*WHAT THIS TASK INVOLVES:*
Rewrite each of the records below with "bounding boxes" replaced by "box coordinates" and everything else left unchanged. Leave the pictures out of your answer.

-- START --

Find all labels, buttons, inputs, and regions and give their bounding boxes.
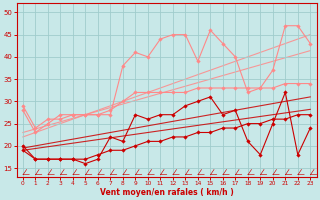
X-axis label: Vent moyen/en rafales ( km/h ): Vent moyen/en rafales ( km/h ) — [100, 188, 234, 197]
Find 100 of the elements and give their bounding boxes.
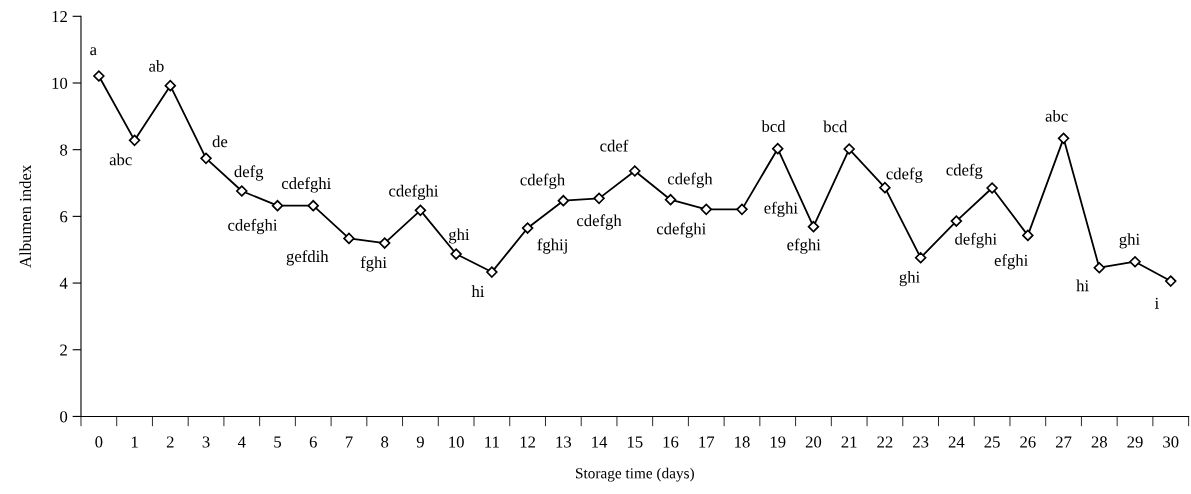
y-tick-label: 2 — [60, 344, 67, 356]
point — [629, 165, 641, 177]
y-axis-title: Albumen index — [19, 164, 32, 268]
point — [378, 237, 391, 249]
y-tick-label: 12 — [52, 11, 67, 23]
x-tick-label: 30 — [1163, 436, 1179, 448]
point — [593, 192, 605, 205]
point — [128, 134, 141, 147]
point — [1129, 255, 1141, 268]
point — [93, 70, 105, 82]
y-tick-label: 10 — [52, 77, 68, 89]
point — [1057, 132, 1070, 145]
annotation: bcd — [761, 120, 786, 133]
point — [200, 152, 212, 165]
annotation: cdefghi — [281, 177, 331, 193]
annotation: cdefgh — [667, 172, 713, 188]
point — [271, 199, 284, 212]
x-tick-label: 20 — [805, 436, 822, 448]
x-tick-label: 24 — [948, 436, 965, 448]
annotation: efghi — [764, 201, 798, 218]
annotation: defg — [234, 165, 264, 181]
point — [986, 182, 998, 194]
x-tick-label: 10 — [449, 436, 464, 448]
annotation: ghi — [899, 270, 920, 287]
x-tick-label: 27 — [1055, 436, 1072, 448]
annotation: cdefghi — [389, 184, 439, 200]
x-tick-label: 16 — [663, 436, 679, 448]
point — [414, 204, 427, 217]
annotation: fghi — [360, 256, 387, 272]
y-tick-label: 6 — [60, 211, 68, 223]
point — [164, 79, 177, 92]
point — [1093, 261, 1106, 274]
x-tick-label: 26 — [1020, 436, 1036, 448]
point — [664, 193, 677, 206]
annotation: efghi — [787, 238, 821, 254]
point — [736, 203, 748, 216]
annotation: defghi — [955, 232, 997, 249]
x-tick-label: 29 — [1127, 436, 1143, 448]
x-tick-label: 15 — [627, 436, 643, 448]
x-tick-label: 11 — [485, 436, 499, 448]
x-tick-label: 8 — [381, 436, 389, 448]
annotation: cdefghi — [228, 218, 278, 235]
x-tick-label: 5 — [274, 436, 282, 448]
point — [879, 181, 891, 194]
annotation: hi — [1076, 279, 1089, 292]
annotation: cdefgh — [520, 173, 565, 189]
x-tick-label: 9 — [416, 436, 424, 448]
x-tick-label: 25 — [984, 436, 1000, 448]
annotation: bcd — [823, 120, 848, 133]
x-axis-title: Storage time (days) — [576, 467, 694, 482]
annotation: i — [1154, 297, 1159, 309]
annotation: fghij — [537, 238, 567, 254]
x-tick-label: 13 — [556, 436, 572, 448]
annotation: cdefg — [946, 163, 983, 180]
annotation: ghi — [1119, 233, 1140, 249]
annotation: de — [212, 135, 228, 148]
x-tick-label: 28 — [1091, 436, 1107, 448]
x-tick-label: 18 — [735, 436, 750, 448]
point — [914, 251, 927, 264]
y-tick-label: 4 — [59, 277, 68, 289]
x-tick-label: 21 — [841, 436, 857, 448]
point — [1022, 229, 1034, 242]
annotation: hi — [471, 285, 485, 297]
x-tick-label: 7 — [345, 436, 353, 448]
annotation: cdefg — [886, 167, 923, 183]
x-tick-label: 4 — [237, 436, 246, 448]
point — [343, 232, 355, 245]
point — [521, 222, 534, 234]
point — [236, 185, 248, 197]
x-tick-label: 6 — [309, 436, 317, 448]
x-tick-label: 12 — [520, 436, 536, 448]
annotation: abc — [1045, 109, 1068, 122]
x-tick-label: 1 — [131, 436, 138, 448]
x-tick-label: 23 — [913, 436, 929, 448]
annotation: cdefgh — [577, 214, 622, 230]
point — [807, 220, 820, 233]
point — [486, 266, 498, 278]
x-tick-label: 17 — [699, 436, 715, 448]
annotation: cdef — [600, 139, 629, 152]
annotation: efghi — [994, 254, 1028, 270]
x-tick-label: 2 — [166, 436, 174, 448]
point — [450, 248, 462, 260]
x-tick-label: 14 — [592, 436, 608, 448]
annotation: ghi — [449, 228, 470, 244]
annotation: cdefghi — [656, 222, 706, 238]
point — [950, 215, 963, 227]
annotation: a — [90, 47, 97, 56]
y-tick-label: 0 — [60, 411, 68, 423]
point — [771, 142, 784, 155]
x-tick-label: 22 — [877, 436, 893, 448]
y-tick-label: 8 — [60, 144, 68, 156]
point — [700, 203, 713, 216]
annotation: abc — [109, 153, 132, 166]
x-tick-label: 3 — [202, 436, 210, 448]
annotation: gefdih — [286, 250, 329, 266]
point — [307, 199, 319, 212]
point — [1165, 275, 1177, 287]
x-tick-label: 19 — [770, 436, 786, 448]
x-tick-label: 0 — [95, 436, 103, 448]
point — [557, 194, 570, 207]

-- END --

*ANSWER TO THIS PROBLEM:*
Find all labels, buttons, inputs, and regions and give their box coordinates.
X-axis label: Vent moyen/en rafales ( km/h ): Vent moyen/en rafales ( km/h ) — [100, 188, 234, 197]
Find 100 of the elements and give their box coordinates.
y-tick-label: 2 — [60, 344, 67, 356]
point — [629, 165, 641, 177]
y-axis-title: Albumen index — [19, 164, 32, 268]
point — [378, 237, 391, 249]
y-tick-label: 12 — [52, 11, 67, 23]
x-tick-label: 30 — [1163, 436, 1179, 448]
point — [593, 192, 605, 205]
point — [128, 134, 141, 147]
point — [1129, 255, 1141, 268]
point — [93, 70, 105, 82]
y-tick-label: 10 — [52, 77, 68, 89]
point — [1057, 132, 1070, 145]
annotation: bcd — [761, 120, 786, 133]
point — [200, 152, 212, 165]
annotation: cdefghi — [281, 177, 331, 193]
annotation: cdefgh — [667, 172, 713, 188]
point — [271, 199, 284, 212]
x-tick-label: 20 — [805, 436, 822, 448]
x-tick-label: 24 — [948, 436, 965, 448]
annotation: efghi — [764, 201, 798, 218]
annotation: defg — [234, 165, 264, 181]
point — [986, 182, 998, 194]
x-tick-label: 10 — [449, 436, 464, 448]
annotation: ghi — [899, 270, 920, 287]
x-tick-label: 27 — [1055, 436, 1072, 448]
annotation: cdefghi — [389, 184, 439, 200]
x-tick-label: 16 — [663, 436, 679, 448]
point — [414, 204, 427, 217]
annotation: fghi — [360, 256, 387, 272]
y-tick-label: 6 — [60, 211, 68, 223]
point — [164, 79, 177, 92]
point — [1093, 261, 1106, 274]
x-tick-label: 26 — [1020, 436, 1036, 448]
point — [664, 193, 677, 206]
annotation: efghi — [787, 238, 821, 254]
point — [736, 203, 748, 216]
annotation: defghi — [955, 232, 997, 249]
x-tick-label: 29 — [1127, 436, 1143, 448]
x-tick-label: 15 — [627, 436, 643, 448]
x-tick-label: 11 — [485, 436, 499, 448]
x-tick-label: 8 — [381, 436, 389, 448]
annotation: cdefghi — [228, 218, 278, 235]
x-tick-label: 5 — [274, 436, 282, 448]
point — [879, 181, 891, 194]
annotation: hi — [1076, 279, 1089, 292]
annotation: cdefgh — [520, 173, 565, 189]
x-tick-label: 9 — [416, 436, 424, 448]
x-tick-label: 25 — [984, 436, 1000, 448]
annotation: bcd — [823, 120, 848, 133]
x-axis-title: Storage time (days) — [576, 467, 694, 482]
annotation: i — [1154, 297, 1159, 309]
annotation: fghij — [537, 238, 567, 254]
x-tick-label: 13 — [556, 436, 572, 448]
annotation: cdefg — [946, 163, 983, 180]
annotation: ghi — [1119, 233, 1140, 249]
annotation: de — [212, 135, 228, 148]
x-tick-label: 28 — [1091, 436, 1107, 448]
x-tick-label: 18 — [735, 436, 750, 448]
point — [914, 251, 927, 264]
y-tick-label: 4 — [59, 277, 68, 289]
x-tick-label: 21 — [841, 436, 857, 448]
point — [1022, 229, 1034, 242]
annotation: hi — [471, 285, 485, 297]
x-tick-label: 7 — [345, 436, 353, 448]
annotation: cdefg — [886, 167, 923, 183]
x-tick-label: 4 — [237, 436, 246, 448]
point — [343, 232, 355, 245]
point — [521, 222, 534, 234]
point — [236, 185, 248, 197]
x-tick-label: 6 — [309, 436, 317, 448]
x-tick-label: 12 — [520, 436, 536, 448]
annotation: abc — [1045, 109, 1068, 122]
x-tick-label: 1 — [131, 436, 138, 448]
x-tick-label: 23 — [913, 436, 929, 448]
annotation: cdefgh — [577, 214, 622, 230]
point — [807, 220, 820, 233]
point — [486, 266, 498, 278]
x-tick-label: 17 — [699, 436, 715, 448]
annotation: cdef — [600, 139, 629, 152]
annotation: efghi — [994, 254, 1028, 270]
x-tick-label: 2 — [166, 436, 174, 448]
point — [450, 248, 462, 260]
x-tick-label: 14 — [592, 436, 608, 448]
annotation: ghi — [449, 228, 470, 244]
annotation: cdefghi — [656, 222, 706, 238]
point — [950, 215, 963, 227]
annotation: a — [90, 47, 97, 56]
y-tick-label: 0 — [60, 411, 68, 423]
point — [771, 142, 784, 155]
x-tick-label: 22 — [877, 436, 893, 448]
y-tick-label: 8 — [60, 144, 68, 156]
point — [700, 203, 713, 216]
annotation: abc — [109, 153, 132, 166]
x-tick-label: 3 — [202, 436, 210, 448]
annotation: gefdih — [286, 250, 329, 266]
point — [307, 199, 319, 212]
point — [1165, 275, 1177, 287]
x-tick-label: 19 — [770, 436, 786, 448]
x-tick-label: 0 — [95, 436, 103, 448]
point — [557, 194, 570, 207]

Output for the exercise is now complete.